Exercise brief:
Copy out every line that contains "JSON".

───── Input material ─────

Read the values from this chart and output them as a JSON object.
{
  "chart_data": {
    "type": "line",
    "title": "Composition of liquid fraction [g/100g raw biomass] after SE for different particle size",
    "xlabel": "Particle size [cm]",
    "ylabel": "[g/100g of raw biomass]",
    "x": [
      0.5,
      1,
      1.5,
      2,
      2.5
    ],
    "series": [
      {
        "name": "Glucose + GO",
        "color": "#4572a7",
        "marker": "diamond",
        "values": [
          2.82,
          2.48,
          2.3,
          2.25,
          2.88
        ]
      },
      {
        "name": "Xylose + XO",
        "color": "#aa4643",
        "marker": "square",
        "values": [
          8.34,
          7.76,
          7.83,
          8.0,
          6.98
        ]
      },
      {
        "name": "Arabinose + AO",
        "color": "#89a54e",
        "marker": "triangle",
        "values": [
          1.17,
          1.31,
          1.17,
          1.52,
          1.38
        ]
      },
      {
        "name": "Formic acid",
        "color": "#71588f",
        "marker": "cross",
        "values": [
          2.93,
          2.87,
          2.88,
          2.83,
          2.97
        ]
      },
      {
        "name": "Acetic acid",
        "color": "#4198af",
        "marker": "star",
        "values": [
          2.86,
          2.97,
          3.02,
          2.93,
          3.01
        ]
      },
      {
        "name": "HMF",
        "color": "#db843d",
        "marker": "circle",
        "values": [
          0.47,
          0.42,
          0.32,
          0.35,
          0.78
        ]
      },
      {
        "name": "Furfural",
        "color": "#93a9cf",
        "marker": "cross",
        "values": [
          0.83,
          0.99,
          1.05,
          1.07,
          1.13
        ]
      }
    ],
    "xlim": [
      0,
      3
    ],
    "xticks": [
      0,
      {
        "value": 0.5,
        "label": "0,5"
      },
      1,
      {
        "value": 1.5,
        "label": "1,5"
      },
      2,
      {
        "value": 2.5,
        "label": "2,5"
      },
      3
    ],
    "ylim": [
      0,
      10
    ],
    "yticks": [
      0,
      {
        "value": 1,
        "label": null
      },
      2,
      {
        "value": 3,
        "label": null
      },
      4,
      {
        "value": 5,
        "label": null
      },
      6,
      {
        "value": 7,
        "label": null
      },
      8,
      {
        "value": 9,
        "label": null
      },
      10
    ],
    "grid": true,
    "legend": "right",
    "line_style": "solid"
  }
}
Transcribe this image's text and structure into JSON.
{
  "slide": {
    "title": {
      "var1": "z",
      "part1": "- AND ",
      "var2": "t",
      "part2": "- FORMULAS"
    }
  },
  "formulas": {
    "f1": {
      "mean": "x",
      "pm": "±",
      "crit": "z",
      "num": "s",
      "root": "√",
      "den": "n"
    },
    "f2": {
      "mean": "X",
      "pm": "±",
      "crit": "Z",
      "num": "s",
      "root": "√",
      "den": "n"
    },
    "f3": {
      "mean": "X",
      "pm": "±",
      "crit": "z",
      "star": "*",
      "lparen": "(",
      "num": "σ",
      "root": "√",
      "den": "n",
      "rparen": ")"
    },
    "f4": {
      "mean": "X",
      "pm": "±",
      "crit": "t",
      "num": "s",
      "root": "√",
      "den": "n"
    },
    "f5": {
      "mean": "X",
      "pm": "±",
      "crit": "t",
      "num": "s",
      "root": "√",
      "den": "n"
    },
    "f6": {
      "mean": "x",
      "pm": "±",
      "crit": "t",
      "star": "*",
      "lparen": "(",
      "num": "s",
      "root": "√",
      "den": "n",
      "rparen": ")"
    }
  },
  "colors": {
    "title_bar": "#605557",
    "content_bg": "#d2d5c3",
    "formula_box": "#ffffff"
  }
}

─────

Written reply:
Read the values from this chart and output them as a JSON object.
Transcribe this image's text and structure into JSON.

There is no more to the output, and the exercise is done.